▶ Challenge: Show all lines holding "Side".

▶ The data:
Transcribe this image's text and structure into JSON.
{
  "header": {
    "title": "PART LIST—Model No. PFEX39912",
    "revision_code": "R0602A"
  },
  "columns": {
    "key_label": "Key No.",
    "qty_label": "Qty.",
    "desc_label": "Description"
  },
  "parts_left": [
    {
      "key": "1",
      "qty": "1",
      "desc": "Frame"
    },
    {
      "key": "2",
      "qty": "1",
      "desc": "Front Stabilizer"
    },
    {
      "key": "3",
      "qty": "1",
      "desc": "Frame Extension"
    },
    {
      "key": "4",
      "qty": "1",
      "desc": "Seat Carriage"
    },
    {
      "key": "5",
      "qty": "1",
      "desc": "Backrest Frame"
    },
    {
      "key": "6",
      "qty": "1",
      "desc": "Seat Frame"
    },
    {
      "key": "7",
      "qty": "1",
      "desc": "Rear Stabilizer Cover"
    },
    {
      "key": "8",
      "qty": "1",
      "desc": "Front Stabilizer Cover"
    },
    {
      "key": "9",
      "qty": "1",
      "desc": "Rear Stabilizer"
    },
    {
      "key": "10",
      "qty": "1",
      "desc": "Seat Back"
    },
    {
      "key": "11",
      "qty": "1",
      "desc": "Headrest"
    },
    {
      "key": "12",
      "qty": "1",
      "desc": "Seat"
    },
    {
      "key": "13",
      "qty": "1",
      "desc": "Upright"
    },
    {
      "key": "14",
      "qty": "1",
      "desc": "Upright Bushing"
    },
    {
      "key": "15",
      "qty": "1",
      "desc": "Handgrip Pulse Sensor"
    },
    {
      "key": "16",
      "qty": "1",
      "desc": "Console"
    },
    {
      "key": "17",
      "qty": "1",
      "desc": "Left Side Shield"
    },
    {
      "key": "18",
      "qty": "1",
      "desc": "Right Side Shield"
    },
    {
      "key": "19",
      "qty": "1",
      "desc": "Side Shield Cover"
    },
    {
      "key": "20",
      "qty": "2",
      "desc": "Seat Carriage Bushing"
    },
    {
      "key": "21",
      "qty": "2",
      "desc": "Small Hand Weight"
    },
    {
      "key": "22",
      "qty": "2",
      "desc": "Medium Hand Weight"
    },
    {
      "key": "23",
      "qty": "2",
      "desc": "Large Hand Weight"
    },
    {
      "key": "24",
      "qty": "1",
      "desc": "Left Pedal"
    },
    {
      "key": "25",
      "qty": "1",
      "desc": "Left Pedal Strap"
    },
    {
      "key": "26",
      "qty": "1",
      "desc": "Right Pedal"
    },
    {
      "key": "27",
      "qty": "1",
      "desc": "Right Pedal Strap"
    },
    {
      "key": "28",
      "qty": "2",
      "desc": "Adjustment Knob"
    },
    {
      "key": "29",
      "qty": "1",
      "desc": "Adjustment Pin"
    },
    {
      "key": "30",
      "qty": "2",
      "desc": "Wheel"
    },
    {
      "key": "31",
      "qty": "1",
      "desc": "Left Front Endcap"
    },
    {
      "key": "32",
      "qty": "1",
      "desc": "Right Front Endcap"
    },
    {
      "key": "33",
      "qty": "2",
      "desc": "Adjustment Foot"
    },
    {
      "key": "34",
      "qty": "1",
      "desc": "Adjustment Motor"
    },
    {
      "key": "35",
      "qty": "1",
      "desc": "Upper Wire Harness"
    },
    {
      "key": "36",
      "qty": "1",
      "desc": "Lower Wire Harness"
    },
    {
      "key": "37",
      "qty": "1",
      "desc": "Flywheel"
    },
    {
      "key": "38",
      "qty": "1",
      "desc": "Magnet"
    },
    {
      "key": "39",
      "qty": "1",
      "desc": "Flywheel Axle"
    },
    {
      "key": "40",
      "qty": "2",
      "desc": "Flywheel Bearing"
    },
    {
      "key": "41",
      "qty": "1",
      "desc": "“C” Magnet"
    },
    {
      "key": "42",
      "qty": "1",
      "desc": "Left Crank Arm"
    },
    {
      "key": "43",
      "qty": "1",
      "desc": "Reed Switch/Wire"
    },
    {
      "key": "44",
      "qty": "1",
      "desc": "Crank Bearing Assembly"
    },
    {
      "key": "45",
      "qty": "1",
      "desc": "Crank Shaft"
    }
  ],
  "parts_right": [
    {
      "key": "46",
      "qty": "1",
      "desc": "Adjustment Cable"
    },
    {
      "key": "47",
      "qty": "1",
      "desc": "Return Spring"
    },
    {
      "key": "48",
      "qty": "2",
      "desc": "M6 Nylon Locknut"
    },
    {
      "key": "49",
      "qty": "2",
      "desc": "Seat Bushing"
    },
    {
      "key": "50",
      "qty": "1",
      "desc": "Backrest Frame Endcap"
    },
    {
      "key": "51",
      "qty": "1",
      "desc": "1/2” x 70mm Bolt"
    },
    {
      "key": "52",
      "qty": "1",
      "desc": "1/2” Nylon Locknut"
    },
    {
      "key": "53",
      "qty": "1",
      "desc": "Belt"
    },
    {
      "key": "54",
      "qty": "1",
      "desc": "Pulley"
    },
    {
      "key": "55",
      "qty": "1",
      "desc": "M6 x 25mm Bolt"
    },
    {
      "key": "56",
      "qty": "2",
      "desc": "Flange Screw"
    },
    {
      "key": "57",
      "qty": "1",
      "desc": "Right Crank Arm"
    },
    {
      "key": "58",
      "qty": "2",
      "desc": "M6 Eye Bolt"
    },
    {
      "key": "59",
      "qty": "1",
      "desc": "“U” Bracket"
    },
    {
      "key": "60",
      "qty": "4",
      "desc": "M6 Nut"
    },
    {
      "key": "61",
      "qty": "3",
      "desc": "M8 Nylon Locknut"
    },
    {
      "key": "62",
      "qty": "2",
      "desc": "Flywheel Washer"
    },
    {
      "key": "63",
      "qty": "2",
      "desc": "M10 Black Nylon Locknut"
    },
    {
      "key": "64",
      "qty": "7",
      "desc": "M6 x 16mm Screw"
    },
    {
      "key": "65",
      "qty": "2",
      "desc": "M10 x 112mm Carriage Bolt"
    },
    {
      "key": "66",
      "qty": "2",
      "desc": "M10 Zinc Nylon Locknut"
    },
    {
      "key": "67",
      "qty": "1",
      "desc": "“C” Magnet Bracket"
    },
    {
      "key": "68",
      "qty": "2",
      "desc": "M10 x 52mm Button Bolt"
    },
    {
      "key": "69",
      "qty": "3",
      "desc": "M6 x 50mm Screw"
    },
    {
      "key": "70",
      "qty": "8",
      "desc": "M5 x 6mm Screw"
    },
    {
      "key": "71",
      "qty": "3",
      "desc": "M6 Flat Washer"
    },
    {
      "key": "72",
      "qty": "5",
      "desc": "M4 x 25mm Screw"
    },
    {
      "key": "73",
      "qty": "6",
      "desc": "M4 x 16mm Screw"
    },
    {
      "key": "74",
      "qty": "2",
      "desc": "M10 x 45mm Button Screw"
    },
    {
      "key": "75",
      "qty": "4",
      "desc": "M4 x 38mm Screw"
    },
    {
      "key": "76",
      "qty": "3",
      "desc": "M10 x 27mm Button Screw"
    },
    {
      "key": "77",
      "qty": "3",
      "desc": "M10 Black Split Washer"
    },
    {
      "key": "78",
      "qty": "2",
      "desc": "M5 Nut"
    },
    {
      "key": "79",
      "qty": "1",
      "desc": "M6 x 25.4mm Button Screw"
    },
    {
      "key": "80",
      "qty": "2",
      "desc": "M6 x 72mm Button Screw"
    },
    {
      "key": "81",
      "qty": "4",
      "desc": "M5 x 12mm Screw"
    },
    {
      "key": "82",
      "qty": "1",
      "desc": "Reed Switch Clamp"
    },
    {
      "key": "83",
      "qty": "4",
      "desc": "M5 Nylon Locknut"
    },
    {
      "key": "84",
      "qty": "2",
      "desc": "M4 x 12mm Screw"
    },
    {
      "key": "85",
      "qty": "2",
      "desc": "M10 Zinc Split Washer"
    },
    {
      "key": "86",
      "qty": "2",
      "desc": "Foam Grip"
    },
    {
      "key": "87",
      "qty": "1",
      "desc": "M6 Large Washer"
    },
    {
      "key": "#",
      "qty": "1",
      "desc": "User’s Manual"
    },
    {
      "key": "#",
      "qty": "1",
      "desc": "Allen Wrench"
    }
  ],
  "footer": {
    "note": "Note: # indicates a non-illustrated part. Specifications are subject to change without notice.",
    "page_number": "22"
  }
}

▶ Completed task:
      "desc": "Left Side Shield"
      "desc": "Right Side Shield"
      "desc": "Side Shield Cover"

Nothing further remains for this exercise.